# DATA TO PROCESS
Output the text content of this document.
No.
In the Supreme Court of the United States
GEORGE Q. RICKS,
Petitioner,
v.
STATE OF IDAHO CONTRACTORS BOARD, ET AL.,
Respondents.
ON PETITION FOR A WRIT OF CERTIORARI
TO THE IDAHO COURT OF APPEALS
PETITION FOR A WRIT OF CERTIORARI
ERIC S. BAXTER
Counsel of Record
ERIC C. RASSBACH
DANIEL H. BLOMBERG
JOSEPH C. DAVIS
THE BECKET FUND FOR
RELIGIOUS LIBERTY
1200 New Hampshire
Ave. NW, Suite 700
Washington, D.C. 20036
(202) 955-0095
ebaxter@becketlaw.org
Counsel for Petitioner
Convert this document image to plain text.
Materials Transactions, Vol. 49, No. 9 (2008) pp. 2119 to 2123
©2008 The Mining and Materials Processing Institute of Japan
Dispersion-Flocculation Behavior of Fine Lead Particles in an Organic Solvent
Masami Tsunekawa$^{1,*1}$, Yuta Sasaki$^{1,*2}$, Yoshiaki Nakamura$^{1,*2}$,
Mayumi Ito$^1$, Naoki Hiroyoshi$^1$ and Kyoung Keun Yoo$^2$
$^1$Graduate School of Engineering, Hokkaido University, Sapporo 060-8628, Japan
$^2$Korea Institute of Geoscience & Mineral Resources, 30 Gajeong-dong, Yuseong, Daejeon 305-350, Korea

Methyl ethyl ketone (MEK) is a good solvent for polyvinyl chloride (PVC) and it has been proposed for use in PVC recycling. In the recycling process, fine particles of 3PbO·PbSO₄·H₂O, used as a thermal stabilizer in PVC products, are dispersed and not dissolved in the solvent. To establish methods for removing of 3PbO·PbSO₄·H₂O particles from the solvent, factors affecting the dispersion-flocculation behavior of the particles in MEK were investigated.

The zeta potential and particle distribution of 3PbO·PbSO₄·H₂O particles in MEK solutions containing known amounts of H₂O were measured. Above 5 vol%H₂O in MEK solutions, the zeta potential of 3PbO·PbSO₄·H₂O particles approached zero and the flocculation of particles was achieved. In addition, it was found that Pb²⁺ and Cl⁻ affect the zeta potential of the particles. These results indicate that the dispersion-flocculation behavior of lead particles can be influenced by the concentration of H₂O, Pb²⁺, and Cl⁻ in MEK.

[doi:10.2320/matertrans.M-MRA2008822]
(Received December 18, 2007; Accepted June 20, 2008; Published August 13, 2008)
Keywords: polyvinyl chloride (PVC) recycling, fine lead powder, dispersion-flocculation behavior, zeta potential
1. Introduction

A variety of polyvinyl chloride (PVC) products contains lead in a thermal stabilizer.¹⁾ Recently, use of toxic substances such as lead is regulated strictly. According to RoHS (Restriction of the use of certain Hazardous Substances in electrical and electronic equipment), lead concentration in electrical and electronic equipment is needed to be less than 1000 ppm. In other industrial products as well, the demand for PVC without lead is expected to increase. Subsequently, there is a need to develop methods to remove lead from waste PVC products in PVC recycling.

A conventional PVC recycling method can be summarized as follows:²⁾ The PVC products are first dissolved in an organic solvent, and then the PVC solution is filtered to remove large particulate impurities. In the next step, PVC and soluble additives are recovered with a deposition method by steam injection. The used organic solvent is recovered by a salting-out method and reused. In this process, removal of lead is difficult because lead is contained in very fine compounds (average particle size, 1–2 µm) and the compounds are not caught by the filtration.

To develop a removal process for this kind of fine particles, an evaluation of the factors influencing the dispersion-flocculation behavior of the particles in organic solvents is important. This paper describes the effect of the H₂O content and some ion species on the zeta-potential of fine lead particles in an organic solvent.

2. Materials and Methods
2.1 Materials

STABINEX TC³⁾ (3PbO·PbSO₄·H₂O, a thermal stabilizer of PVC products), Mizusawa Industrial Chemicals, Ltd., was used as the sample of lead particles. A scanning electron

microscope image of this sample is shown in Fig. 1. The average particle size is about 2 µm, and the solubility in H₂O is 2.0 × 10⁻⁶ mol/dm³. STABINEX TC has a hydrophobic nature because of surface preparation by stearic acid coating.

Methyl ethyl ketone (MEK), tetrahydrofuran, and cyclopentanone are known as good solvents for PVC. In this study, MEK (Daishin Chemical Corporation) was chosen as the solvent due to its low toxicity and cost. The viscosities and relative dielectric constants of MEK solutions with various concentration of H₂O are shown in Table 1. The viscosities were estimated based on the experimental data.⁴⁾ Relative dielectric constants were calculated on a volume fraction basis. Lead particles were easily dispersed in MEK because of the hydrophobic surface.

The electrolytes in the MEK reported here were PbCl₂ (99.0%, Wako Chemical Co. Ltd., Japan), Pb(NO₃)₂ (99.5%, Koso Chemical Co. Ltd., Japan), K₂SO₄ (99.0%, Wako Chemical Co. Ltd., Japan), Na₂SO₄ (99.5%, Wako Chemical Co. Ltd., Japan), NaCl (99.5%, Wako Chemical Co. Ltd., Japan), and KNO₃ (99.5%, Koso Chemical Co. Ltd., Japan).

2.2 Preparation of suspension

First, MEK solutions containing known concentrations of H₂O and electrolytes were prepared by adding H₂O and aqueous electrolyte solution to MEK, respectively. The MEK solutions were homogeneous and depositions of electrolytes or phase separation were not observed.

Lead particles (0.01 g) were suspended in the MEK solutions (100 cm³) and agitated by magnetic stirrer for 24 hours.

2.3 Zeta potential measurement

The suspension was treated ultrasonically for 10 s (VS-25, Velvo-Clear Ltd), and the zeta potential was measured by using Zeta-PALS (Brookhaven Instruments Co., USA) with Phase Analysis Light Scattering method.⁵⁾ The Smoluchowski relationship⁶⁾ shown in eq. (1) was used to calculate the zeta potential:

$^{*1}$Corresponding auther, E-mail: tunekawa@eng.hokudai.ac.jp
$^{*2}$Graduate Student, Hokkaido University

# WRITTEN INSTRUCTION
In the listing, find every line containing the word "Graduate" and list it.

# RESULT FOR THIS EXERCISE
$^1$Graduate School of Engineering, Hokkaido University, Sapporo 060-8628, Japan
$^{*2}$Graduate Student, Hokkaido University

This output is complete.